Required task: Omit all images. Write out the rest of the material exactly.

Data extract:
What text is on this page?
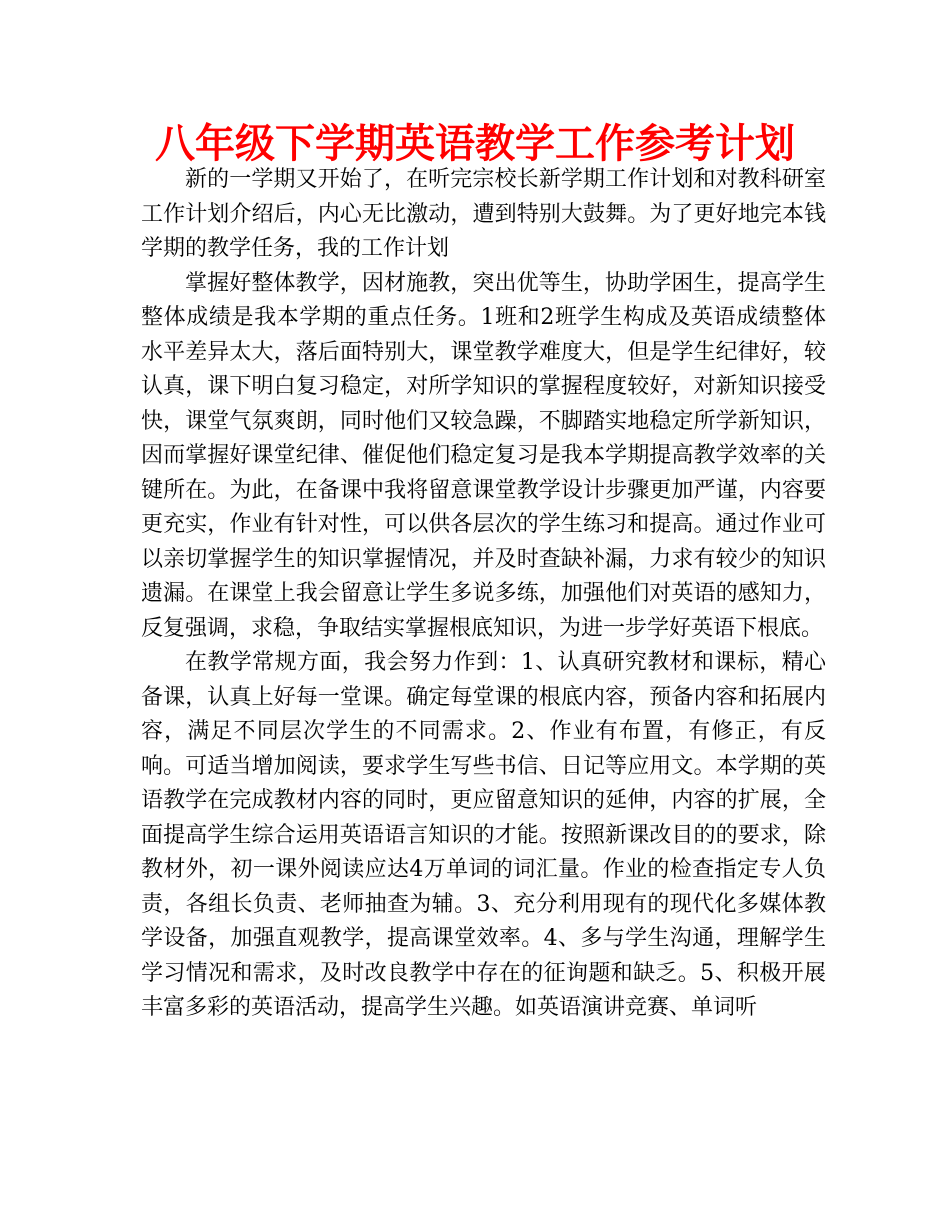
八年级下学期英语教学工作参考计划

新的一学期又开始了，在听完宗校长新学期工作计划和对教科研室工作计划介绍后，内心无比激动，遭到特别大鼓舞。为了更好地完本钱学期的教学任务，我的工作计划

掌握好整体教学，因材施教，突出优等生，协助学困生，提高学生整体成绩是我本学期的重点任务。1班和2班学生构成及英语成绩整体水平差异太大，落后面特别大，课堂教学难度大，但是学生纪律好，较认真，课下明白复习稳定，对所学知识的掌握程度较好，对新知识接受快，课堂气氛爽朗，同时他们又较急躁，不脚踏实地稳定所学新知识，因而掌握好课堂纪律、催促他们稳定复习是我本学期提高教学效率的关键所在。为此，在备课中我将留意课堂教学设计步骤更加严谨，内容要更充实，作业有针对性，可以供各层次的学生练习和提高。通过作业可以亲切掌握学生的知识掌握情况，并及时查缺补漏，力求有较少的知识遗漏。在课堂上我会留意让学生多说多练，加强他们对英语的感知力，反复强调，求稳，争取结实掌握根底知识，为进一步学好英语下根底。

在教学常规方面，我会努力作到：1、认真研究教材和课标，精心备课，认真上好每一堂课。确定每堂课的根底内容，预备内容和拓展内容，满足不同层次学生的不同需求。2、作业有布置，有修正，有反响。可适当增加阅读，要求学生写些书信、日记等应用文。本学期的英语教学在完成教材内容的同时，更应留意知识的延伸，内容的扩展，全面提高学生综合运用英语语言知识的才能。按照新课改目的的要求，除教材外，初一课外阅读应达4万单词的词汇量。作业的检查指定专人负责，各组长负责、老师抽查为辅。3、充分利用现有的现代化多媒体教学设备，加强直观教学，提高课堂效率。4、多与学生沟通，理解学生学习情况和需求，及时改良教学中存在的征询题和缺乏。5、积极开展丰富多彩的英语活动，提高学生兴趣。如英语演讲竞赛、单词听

Answer to the exercise:
What text is on this page?
八年级下学期英语教学工作参考计划

新的一学期又开始了，在听完宗校长新学期工作计划和对教科研室工作计划介绍后，内心无比激动，遭到特别大鼓舞。为了更好地完本钱学期的教学任务，我的工作计划

掌握好整体教学，因材施教，突出优等生，协助学困生，提高学生整体成绩是我本学期的重点任务。1班和2班学生构成及英语成绩整体水平差异太大，落后面特别大，课堂教学难度大，但是学生纪律好，较认真，课下明白复习稳定，对所学知识的掌握程度较好，对新知识接受快，课堂气氛爽朗，同时他们又较急躁，不脚踏实地稳定所学新知识，因而掌握好课堂纪律、催促他们稳定复习是我本学期提高教学效率的关键所在。为此，在备课中我将留意课堂教学设计步骤更加严谨，内容要更充实，作业有针对性，可以供各层次的学生练习和提高。通过作业可以亲切掌握学生的知识掌握情况，并及时查缺补漏，力求有较少的知识遗漏。在课堂上我会留意让学生多说多练，加强他们对英语的感知力，反复强调，求稳，争取结实掌握根底知识，为进一步学好英语下根底。

在教学常规方面，我会努力作到：1、认真研究教材和课标，精心备课，认真上好每一堂课。确定每堂课的根底内容，预备内容和拓展内容，满足不同层次学生的不同需求。2、作业有布置，有修正，有反响。可适当增加阅读，要求学生写些书信、日记等应用文。本学期的英语教学在完成教材内容的同时，更应留意知识的延伸，内容的扩展，全面提高学生综合运用英语语言知识的才能。按照新课改目的的要求，除教材外，初一课外阅读应达4万单词的词汇量。作业的检查指定专人负责，各组长负责、老师抽查为辅。3、充分利用现有的现代化多媒体教学设备，加强直观教学，提高课堂效率。4、多与学生沟通，理解学生学习情况和需求，及时改良教学中存在的征询题和缺乏。5、积极开展丰富多彩的英语活动，提高学生兴趣。如英语演讲竞赛、单词听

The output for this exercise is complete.